▶ _What is asked_: Exactly as given, repeat all of the entries.

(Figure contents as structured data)
______

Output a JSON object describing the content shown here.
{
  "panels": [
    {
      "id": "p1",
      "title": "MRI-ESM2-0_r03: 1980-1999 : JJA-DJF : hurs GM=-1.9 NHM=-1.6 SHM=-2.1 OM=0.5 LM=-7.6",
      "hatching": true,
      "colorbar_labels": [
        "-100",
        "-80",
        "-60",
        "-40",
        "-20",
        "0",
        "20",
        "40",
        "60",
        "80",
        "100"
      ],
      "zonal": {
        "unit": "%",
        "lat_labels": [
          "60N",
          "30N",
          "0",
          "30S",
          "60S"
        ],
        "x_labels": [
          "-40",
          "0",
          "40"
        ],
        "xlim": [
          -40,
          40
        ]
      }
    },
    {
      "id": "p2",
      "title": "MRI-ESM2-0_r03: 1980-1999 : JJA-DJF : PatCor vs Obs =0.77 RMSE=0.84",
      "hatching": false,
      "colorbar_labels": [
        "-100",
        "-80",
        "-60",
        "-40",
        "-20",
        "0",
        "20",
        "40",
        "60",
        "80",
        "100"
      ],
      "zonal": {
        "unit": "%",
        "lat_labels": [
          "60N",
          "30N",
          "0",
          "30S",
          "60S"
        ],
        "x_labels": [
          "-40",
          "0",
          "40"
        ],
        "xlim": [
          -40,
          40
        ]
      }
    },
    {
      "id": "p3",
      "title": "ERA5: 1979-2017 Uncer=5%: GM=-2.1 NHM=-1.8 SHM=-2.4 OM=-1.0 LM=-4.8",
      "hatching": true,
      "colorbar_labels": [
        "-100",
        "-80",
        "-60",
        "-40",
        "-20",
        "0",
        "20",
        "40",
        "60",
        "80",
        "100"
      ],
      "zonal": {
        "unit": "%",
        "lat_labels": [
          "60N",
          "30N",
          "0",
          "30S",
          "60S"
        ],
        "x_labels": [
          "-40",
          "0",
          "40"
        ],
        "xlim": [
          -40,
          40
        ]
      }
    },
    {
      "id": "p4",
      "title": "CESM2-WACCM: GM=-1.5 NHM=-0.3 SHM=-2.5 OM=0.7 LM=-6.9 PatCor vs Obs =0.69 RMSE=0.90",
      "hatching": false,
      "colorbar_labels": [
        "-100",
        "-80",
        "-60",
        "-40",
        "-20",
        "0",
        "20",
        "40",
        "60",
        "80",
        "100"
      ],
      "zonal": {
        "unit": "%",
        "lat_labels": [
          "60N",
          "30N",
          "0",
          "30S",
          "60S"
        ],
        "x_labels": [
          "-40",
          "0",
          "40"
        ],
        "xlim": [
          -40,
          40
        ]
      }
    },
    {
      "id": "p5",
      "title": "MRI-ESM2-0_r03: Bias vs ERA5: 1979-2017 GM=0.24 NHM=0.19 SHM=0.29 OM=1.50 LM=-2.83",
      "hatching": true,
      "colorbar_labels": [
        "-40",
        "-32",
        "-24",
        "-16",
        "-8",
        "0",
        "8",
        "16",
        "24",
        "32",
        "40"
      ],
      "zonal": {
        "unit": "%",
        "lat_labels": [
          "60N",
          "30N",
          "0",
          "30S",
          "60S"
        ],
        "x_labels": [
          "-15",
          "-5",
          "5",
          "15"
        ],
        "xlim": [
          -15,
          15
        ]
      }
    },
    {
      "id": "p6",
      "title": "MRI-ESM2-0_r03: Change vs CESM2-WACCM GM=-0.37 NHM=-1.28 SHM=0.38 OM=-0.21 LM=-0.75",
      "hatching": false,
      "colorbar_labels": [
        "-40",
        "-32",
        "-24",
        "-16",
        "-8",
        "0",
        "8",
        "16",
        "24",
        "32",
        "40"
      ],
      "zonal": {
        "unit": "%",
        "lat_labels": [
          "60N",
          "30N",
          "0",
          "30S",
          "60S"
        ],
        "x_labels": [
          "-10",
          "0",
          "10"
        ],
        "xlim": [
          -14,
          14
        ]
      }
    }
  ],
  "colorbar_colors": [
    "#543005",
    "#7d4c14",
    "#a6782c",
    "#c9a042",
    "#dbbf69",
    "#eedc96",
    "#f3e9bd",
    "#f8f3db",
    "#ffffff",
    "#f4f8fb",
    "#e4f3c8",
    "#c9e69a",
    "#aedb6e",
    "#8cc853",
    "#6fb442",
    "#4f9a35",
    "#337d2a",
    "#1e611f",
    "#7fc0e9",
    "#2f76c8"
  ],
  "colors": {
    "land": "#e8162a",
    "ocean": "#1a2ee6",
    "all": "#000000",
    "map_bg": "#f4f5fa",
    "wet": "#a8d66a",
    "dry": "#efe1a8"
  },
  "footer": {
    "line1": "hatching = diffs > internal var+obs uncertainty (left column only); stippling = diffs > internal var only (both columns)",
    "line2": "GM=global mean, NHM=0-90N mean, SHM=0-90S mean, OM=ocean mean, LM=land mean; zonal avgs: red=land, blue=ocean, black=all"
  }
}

______

▶ _Solution to the problem_:
Output a JSON object describing the content shown here.
{
  "panels": [
    {
      "id": "p1",
      "title": "MRI-ESM2-0_r03: 1980-1999 : JJA-DJF : hurs GM=-1.9 NHM=-1.6 SHM=-2.1 OM=0.5 LM=-7.6",
      "hatching": true,
      "colorbar_labels": [
        "-100",
        "-80",
        "-60",
        "-40",
        "-20",
        "0",
        "20",
        "40",
        "60",
        "80",
        "100"
      ],
      "zonal": {
        "unit": "%",
        "lat_labels": [
          "60N",
          "30N",
          "0",
          "30S",
          "60S"
        ],
        "x_labels": [
          "-40",
          "0",
          "40"
        ],
        "xlim": [
          -40,
          40
        ]
      }
    },
    {
      "id": "p2",
      "title": "MRI-ESM2-0_r03: 1980-1999 : JJA-DJF : PatCor vs Obs =0.77 RMSE=0.84",
      "hatching": false,
      "colorbar_labels": [
        "-100",
        "-80",
        "-60",
        "-40",
        "-20",
        "0",
        "20",
        "40",
        "60",
        "80",
        "100"
      ],
      "zonal": {
        "unit": "%",
        "lat_labels": [
          "60N",
          "30N",
          "0",
          "30S",
          "60S"
        ],
        "x_labels": [
          "-40",
          "0",
          "40"
        ],
        "xlim": [
          -40,
          40
        ]
      }
    },
    {
      "id": "p3",
      "title": "ERA5: 1979-2017 Uncer=5%: GM=-2.1 NHM=-1.8 SHM=-2.4 OM=-1.0 LM=-4.8",
      "hatching": true,
      "colorbar_labels": [
        "-100",
        "-80",
        "-60",
        "-40",
        "-20",
        "0",
        "20",
        "40",
        "60",
        "80",
        "100"
      ],
      "zonal": {
        "unit": "%",
        "lat_labels": [
          "60N",
          "30N",
          "0",
          "30S",
          "60S"
        ],
        "x_labels": [
          "-40",
          "0",
          "40"
        ],
        "xlim": [
          -40,
          40
        ]
      }
    },
    {
      "id": "p4",
      "title": "CESM2-WACCM: GM=-1.5 NHM=-0.3 SHM=-2.5 OM=0.7 LM=-6.9 PatCor vs Obs =0.69 RMSE=0.90",
      "hatching": false,
      "colorbar_labels": [
        "-100",
        "-80",
        "-60",
        "-40",
        "-20",
        "0",
        "20",
        "40",
        "60",
        "80",
        "100"
      ],
      "zonal": {
        "unit": "%",
        "lat_labels": [
          "60N",
          "30N",
          "0",
          "30S",
          "60S"
        ],
        "x_labels": [
          "-40",
          "0",
          "40"
        ],
        "xlim": [
          -40,
          40
        ]
      }
    },
    {
      "id": "p5",
      "title": "MRI-ESM2-0_r03: Bias vs ERA5: 1979-2017 GM=0.24 NHM=0.19 SHM=0.29 OM=1.50 LM=-2.83",
      "hatching": true,
      "colorbar_labels": [
        "-40",
        "-32",
        "-24",
        "-16",
        "-8",
        "0",
        "8",
        "16",
        "24",
        "32",
        "40"
      ],
      "zonal": {
        "unit": "%",
        "lat_labels": [
          "60N",
          "30N",
          "0",
          "30S",
          "60S"
        ],
        "x_labels": [
          "-15",
          "-5",
          "5",
          "15"
        ],
        "xlim": [
          -15,
          15
        ]
      }
    },
    {
      "id": "p6",
      "title": "MRI-ESM2-0_r03: Change vs CESM2-WACCM GM=-0.37 NHM=-1.28 SHM=0.38 OM=-0.21 LM=-0.75",
      "hatching": false,
      "colorbar_labels": [
        "-40",
        "-32",
        "-24",
        "-16",
        "-8",
        "0",
        "8",
        "16",
        "24",
        "32",
        "40"
      ],
      "zonal": {
        "unit": "%",
        "lat_labels": [
          "60N",
          "30N",
          "0",
          "30S",
          "60S"
        ],
        "x_labels": [
          "-10",
          "0",
          "10"
        ],
        "xlim": [
          -14,
          14
        ]
      }
    }
  ],
  "colorbar_colors": [
    "#543005",
    "#7d4c14",
    "#a6782c",
    "#c9a042",
    "#dbbf69",
    "#eedc96",
    "#f3e9bd",
    "#f8f3db",
    "#ffffff",
    "#f4f8fb",
    "#e4f3c8",
    "#c9e69a",
    "#aedb6e",
    "#8cc853",
    "#6fb442",
    "#4f9a35",
    "#337d2a",
    "#1e611f",
    "#7fc0e9",
    "#2f76c8"
  ],
  "colors": {
    "land": "#e8162a",
    "ocean": "#1a2ee6",
    "all": "#000000",
    "map_bg": "#f4f5fa",
    "wet": "#a8d66a",
    "dry": "#efe1a8"
  },
  "footer": {
    "line1": "hatching = diffs > internal var+obs uncertainty (left column only); stippling = diffs > internal var only (both columns)",
    "line2": "GM=global mean, NHM=0-90N mean, SHM=0-90S mean, OM=ocean mean, LM=land mean; zonal avgs: red=land, blue=ocean, black=all"
  }
}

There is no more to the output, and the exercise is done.